─── Material provided ───

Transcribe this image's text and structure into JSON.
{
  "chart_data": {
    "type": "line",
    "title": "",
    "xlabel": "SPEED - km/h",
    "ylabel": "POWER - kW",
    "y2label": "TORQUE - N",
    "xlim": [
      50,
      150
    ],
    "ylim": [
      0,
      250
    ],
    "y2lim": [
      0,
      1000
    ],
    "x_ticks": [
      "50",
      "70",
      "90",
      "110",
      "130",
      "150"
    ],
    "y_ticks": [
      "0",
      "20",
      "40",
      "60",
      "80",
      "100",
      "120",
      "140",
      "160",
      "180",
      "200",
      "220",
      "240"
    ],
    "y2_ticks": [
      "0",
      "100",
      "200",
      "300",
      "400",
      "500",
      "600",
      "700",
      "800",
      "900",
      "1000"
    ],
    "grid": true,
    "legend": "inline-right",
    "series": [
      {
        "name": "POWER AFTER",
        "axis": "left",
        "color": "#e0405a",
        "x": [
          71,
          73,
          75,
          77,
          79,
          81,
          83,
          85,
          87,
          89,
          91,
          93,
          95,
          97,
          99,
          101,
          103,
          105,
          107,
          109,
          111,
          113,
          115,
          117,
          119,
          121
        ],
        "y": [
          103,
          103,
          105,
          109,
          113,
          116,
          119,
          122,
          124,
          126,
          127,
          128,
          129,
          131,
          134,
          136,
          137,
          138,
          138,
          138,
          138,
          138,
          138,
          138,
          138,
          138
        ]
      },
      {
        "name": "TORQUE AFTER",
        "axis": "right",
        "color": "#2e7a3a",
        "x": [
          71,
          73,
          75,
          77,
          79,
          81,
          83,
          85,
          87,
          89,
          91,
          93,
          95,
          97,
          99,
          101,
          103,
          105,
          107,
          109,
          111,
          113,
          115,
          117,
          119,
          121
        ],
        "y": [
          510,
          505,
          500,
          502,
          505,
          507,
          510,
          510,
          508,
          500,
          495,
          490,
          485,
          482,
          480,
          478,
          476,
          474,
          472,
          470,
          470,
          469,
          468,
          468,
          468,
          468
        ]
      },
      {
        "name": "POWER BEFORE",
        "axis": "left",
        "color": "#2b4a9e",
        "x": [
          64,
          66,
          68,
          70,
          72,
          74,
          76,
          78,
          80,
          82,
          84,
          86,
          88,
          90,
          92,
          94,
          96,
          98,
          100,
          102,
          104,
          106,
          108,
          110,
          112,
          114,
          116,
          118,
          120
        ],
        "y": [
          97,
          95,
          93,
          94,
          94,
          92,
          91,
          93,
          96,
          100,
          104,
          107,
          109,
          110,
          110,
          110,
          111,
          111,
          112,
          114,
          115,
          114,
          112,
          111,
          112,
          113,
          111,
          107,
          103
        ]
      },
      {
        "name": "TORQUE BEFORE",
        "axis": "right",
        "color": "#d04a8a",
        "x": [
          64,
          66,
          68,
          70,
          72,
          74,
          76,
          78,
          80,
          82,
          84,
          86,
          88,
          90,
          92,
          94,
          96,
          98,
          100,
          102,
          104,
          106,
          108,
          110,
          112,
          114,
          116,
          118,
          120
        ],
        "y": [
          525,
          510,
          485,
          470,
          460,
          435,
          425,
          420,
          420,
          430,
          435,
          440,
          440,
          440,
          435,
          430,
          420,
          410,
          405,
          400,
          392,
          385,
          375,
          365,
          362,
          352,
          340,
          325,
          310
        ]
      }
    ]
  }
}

───

To be done –
Gather all the lines that include the word "name" and copy them out.

Output –
        "name": "POWER AFTER",
        "name": "TORQUE AFTER",
        "name": "POWER BEFORE",
        "name": "TORQUE BEFORE",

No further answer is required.